══ Given records

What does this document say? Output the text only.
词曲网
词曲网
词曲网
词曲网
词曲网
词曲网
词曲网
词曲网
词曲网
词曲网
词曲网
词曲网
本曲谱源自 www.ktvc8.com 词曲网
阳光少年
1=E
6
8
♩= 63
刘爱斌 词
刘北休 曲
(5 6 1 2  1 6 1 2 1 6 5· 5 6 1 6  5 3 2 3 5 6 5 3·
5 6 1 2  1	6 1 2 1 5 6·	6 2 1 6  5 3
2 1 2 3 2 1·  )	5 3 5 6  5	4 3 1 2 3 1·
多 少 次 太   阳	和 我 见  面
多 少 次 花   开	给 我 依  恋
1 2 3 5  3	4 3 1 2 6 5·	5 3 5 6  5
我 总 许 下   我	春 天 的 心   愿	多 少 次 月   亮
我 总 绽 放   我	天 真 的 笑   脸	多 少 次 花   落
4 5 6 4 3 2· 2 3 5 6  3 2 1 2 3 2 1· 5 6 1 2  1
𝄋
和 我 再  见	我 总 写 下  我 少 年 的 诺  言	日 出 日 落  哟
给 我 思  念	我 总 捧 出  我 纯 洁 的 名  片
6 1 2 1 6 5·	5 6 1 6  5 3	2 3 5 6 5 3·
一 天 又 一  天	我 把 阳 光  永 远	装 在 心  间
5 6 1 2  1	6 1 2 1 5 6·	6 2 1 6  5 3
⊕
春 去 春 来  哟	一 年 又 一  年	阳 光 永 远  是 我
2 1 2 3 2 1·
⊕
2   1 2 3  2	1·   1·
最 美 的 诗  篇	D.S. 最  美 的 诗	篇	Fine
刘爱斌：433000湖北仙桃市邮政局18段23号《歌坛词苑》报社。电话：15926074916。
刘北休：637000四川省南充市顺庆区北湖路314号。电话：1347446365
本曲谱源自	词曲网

════

Reproduce the material above exactly; please quote every line of it.

Exercise response:
What does this document say? Output the text only.
词曲网
词曲网
词曲网
词曲网
词曲网
词曲网
词曲网
词曲网
词曲网
词曲网
词曲网
词曲网
本曲谱源自 www.ktvc8.com 词曲网
阳光少年
1=E
6
8
♩= 63
刘爱斌 词
刘北休 曲
(5 6 1 2  1 6 1 2 1 6 5· 5 6 1 6  5 3 2 3 5 6 5 3·
5 6 1 2  1	6 1 2 1 5 6·	6 2 1 6  5 3
2 1 2 3 2 1·  )	5 3 5 6  5	4 3 1 2 3 1·
多 少 次 太   阳	和 我 见  面
多 少 次 花   开	给 我 依  恋
1 2 3 5  3	4 3 1 2 6 5·	5 3 5 6  5
我 总 许 下   我	春 天 的 心   愿	多 少 次 月   亮
我 总 绽 放   我	天 真 的 笑   脸	多 少 次 花   落
4 5 6 4 3 2· 2 3 5 6  3 2 1 2 3 2 1· 5 6 1 2  1
𝄋
和 我 再  见	我 总 写 下  我 少 年 的 诺  言	日 出 日 落  哟
给 我 思  念	我 总 捧 出  我 纯 洁 的 名  片
6 1 2 1 6 5·	5 6 1 6  5 3	2 3 5 6 5 3·
一 天 又 一  天	我 把 阳 光  永 远	装 在 心  间
5 6 1 2  1	6 1 2 1 5 6·	6 2 1 6  5 3
⊕
春 去 春 来  哟	一 年 又 一  年	阳 光 永 远  是 我
2 1 2 3 2 1·
⊕
2   1 2 3  2	1·   1·
最 美 的 诗  篇	D.S. 最  美 的 诗	篇	Fine
刘爱斌：433000湖北仙桃市邮政局18段23号《歌坛词苑》报社。电话：15926074916。
刘北休：637000四川省南充市顺庆区北湖路314号。电话：1347446365
本曲谱源自	词曲网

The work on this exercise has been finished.